:: Available records ::

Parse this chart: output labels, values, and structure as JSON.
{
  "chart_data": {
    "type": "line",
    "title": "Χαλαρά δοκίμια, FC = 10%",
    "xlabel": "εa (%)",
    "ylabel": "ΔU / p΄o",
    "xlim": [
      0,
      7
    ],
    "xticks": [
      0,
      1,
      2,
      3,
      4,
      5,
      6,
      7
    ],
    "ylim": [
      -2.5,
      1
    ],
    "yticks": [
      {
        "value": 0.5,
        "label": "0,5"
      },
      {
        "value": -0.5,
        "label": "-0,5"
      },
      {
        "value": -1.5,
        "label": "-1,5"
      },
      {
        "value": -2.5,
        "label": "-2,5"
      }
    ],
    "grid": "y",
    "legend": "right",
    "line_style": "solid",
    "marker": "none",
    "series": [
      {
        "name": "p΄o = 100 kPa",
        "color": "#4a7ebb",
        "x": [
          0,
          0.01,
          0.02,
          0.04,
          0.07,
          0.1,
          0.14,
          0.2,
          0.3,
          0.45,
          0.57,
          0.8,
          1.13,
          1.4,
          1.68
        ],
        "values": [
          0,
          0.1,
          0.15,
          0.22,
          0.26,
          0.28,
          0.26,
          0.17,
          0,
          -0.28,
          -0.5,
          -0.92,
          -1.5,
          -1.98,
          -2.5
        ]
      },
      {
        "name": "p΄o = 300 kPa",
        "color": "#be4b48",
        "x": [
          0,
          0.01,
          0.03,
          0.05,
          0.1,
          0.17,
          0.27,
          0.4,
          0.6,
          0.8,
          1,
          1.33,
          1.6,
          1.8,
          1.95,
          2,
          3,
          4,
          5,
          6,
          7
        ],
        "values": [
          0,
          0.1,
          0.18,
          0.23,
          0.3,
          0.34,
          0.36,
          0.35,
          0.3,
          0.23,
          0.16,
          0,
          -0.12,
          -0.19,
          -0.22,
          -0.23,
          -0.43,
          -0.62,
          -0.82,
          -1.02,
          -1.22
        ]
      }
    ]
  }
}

:::

Required task: Copy every record above exactly as it appears.

The result:
Parse this chart: output labels, values, and structure as JSON.
{
  "chart_data": {
    "type": "line",
    "title": "Χαλαρά δοκίμια, FC = 10%",
    "xlabel": "εa (%)",
    "ylabel": "ΔU / p΄o",
    "xlim": [
      0,
      7
    ],
    "xticks": [
      0,
      1,
      2,
      3,
      4,
      5,
      6,
      7
    ],
    "ylim": [
      -2.5,
      1
    ],
    "yticks": [
      {
        "value": 0.5,
        "label": "0,5"
      },
      {
        "value": -0.5,
        "label": "-0,5"
      },
      {
        "value": -1.5,
        "label": "-1,5"
      },
      {
        "value": -2.5,
        "label": "-2,5"
      }
    ],
    "grid": "y",
    "legend": "right",
    "line_style": "solid",
    "marker": "none",
    "series": [
      {
        "name": "p΄o = 100 kPa",
        "color": "#4a7ebb",
        "x": [
          0,
          0.01,
          0.02,
          0.04,
          0.07,
          0.1,
          0.14,
          0.2,
          0.3,
          0.45,
          0.57,
          0.8,
          1.13,
          1.4,
          1.68
        ],
        "values": [
          0,
          0.1,
          0.15,
          0.22,
          0.26,
          0.28,
          0.26,
          0.17,
          0,
          -0.28,
          -0.5,
          -0.92,
          -1.5,
          -1.98,
          -2.5
        ]
      },
      {
        "name": "p΄o = 300 kPa",
        "color": "#be4b48",
        "x": [
          0,
          0.01,
          0.03,
          0.05,
          0.1,
          0.17,
          0.27,
          0.4,
          0.6,
          0.8,
          1,
          1.33,
          1.6,
          1.8,
          1.95,
          2,
          3,
          4,
          5,
          6,
          7
        ],
        "values": [
          0,
          0.1,
          0.18,
          0.23,
          0.3,
          0.34,
          0.36,
          0.35,
          0.3,
          0.23,
          0.16,
          0,
          -0.12,
          -0.19,
          -0.22,
          -0.23,
          -0.43,
          -0.62,
          -0.82,
          -1.02,
          -1.22
        ]
      }
    ]
  }
}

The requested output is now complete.